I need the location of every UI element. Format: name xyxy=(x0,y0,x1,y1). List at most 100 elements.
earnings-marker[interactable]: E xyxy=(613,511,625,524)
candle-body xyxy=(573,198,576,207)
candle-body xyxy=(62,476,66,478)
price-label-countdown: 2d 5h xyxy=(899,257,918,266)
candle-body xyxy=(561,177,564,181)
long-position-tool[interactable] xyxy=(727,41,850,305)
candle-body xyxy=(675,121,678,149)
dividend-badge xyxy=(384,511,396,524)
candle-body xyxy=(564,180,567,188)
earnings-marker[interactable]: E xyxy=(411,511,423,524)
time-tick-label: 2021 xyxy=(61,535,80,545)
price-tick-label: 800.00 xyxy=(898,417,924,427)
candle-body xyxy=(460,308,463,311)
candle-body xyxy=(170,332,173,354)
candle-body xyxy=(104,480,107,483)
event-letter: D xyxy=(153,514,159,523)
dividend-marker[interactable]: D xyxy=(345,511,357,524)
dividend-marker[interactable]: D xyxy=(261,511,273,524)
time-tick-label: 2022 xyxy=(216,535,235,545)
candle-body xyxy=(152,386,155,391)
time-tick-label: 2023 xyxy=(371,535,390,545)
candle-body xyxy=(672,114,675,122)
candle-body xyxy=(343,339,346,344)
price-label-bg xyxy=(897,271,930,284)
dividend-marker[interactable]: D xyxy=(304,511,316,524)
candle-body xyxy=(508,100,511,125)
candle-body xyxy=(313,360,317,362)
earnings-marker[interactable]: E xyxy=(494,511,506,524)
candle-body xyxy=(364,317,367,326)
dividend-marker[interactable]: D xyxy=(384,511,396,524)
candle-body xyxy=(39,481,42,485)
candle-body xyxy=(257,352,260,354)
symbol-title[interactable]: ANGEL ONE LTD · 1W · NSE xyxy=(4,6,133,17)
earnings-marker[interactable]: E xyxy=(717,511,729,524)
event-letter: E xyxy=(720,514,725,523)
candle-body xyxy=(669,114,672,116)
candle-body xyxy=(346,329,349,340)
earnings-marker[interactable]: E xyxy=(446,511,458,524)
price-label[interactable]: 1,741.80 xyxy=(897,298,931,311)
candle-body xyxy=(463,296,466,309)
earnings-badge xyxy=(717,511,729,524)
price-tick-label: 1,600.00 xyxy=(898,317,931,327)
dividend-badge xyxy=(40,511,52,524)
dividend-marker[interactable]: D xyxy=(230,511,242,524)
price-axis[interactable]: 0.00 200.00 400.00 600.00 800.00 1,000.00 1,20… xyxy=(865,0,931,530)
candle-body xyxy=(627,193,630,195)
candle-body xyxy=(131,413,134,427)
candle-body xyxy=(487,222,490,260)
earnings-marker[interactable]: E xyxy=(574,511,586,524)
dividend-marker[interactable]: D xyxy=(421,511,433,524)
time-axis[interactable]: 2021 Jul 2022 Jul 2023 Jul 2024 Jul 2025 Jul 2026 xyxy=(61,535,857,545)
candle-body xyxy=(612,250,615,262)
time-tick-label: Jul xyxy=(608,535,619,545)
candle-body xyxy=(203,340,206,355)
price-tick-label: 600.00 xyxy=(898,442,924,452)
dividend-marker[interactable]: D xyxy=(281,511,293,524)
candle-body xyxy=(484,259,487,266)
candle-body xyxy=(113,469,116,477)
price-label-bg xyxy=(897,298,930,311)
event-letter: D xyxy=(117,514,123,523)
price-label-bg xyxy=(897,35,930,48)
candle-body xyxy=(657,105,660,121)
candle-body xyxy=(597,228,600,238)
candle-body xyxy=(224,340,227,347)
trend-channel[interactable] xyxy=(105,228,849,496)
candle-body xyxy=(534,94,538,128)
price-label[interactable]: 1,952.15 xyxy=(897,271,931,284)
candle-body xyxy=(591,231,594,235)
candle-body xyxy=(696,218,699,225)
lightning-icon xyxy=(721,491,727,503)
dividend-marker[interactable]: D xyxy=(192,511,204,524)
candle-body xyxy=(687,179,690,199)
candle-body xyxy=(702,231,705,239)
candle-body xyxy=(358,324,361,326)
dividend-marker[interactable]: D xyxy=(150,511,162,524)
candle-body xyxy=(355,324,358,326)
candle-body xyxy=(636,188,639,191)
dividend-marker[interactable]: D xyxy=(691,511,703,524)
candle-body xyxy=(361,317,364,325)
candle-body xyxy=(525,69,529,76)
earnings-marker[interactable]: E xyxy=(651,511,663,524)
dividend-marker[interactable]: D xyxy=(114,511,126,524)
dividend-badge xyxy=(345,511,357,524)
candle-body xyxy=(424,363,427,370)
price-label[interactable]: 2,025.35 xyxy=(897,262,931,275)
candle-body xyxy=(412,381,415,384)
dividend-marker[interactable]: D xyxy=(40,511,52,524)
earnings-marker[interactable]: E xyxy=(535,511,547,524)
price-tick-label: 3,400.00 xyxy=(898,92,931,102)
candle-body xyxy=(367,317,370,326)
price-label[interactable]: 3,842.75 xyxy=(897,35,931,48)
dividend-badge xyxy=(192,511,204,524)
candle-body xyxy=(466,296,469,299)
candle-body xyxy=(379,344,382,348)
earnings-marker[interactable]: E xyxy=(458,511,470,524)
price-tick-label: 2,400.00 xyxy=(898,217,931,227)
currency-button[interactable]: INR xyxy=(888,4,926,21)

####

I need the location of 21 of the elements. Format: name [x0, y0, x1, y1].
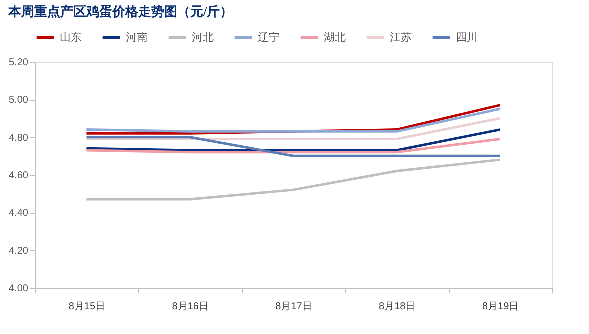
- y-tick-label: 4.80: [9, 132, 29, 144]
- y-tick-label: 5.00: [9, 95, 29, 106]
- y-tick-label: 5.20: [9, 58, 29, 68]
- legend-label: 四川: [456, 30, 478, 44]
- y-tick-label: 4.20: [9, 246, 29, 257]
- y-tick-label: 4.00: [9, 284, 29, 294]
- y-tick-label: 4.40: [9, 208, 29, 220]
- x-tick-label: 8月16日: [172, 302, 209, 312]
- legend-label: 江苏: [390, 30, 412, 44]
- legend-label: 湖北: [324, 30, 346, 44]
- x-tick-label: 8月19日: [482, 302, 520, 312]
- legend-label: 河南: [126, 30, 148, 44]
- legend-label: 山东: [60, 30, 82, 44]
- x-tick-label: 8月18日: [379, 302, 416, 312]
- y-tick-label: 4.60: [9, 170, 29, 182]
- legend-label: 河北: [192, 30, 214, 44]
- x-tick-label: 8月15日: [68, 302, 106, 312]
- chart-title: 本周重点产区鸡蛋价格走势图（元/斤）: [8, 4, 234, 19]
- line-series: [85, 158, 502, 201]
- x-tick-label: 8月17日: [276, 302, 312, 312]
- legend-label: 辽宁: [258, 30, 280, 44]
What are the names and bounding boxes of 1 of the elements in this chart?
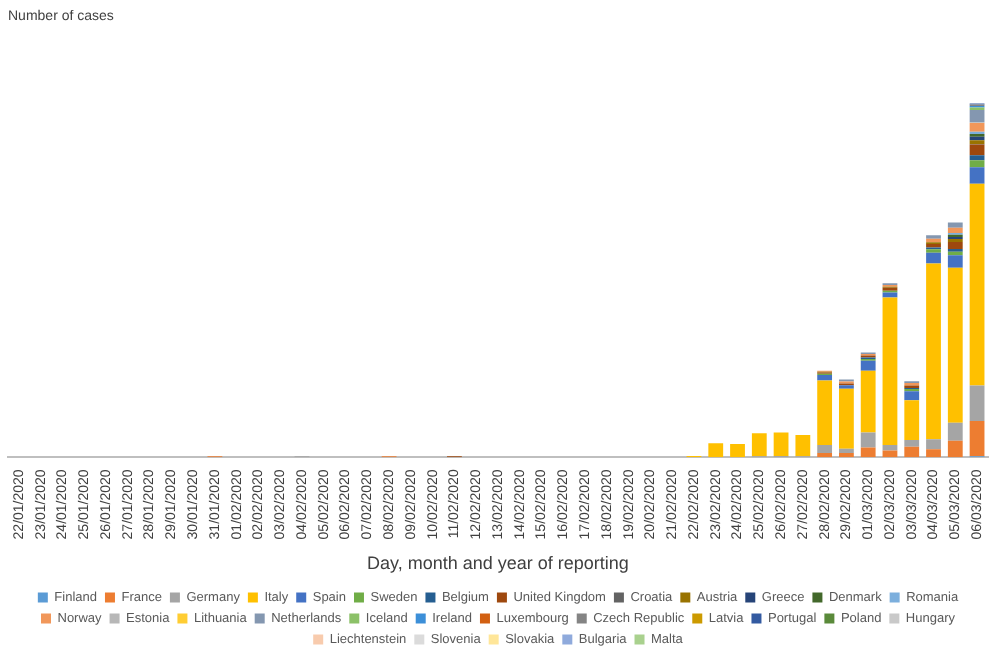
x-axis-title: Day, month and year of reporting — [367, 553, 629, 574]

####

Quote the items starting with the line containing "I need the location of every" and going on through the line containing "event-letter: D xyxy=(153,514,159,523)", reproducing each of those lines verbatim.

Result »
I need the location of every UI element. Format: name xyxy=(x0,y0,x1,y1). List at most 100 elements.
earnings-marker[interactable]: E xyxy=(613,511,625,524)
candle-body xyxy=(573,198,576,207)
candle-body xyxy=(62,476,66,478)
price-label-countdown: 2d 5h xyxy=(899,257,918,266)
candle-body xyxy=(561,177,564,181)
long-position-tool[interactable] xyxy=(727,41,850,305)
candle-body xyxy=(675,121,678,149)
dividend-badge xyxy=(384,511,396,524)
candle-body xyxy=(564,180,567,188)
earnings-marker[interactable]: E xyxy=(411,511,423,524)
time-tick-label: 2021 xyxy=(61,535,80,545)
price-tick-label: 800.00 xyxy=(898,417,924,427)
candle-body xyxy=(460,308,463,311)
candle-body xyxy=(170,332,173,354)
candle-body xyxy=(104,480,107,483)
event-letter: D xyxy=(153,514,159,523)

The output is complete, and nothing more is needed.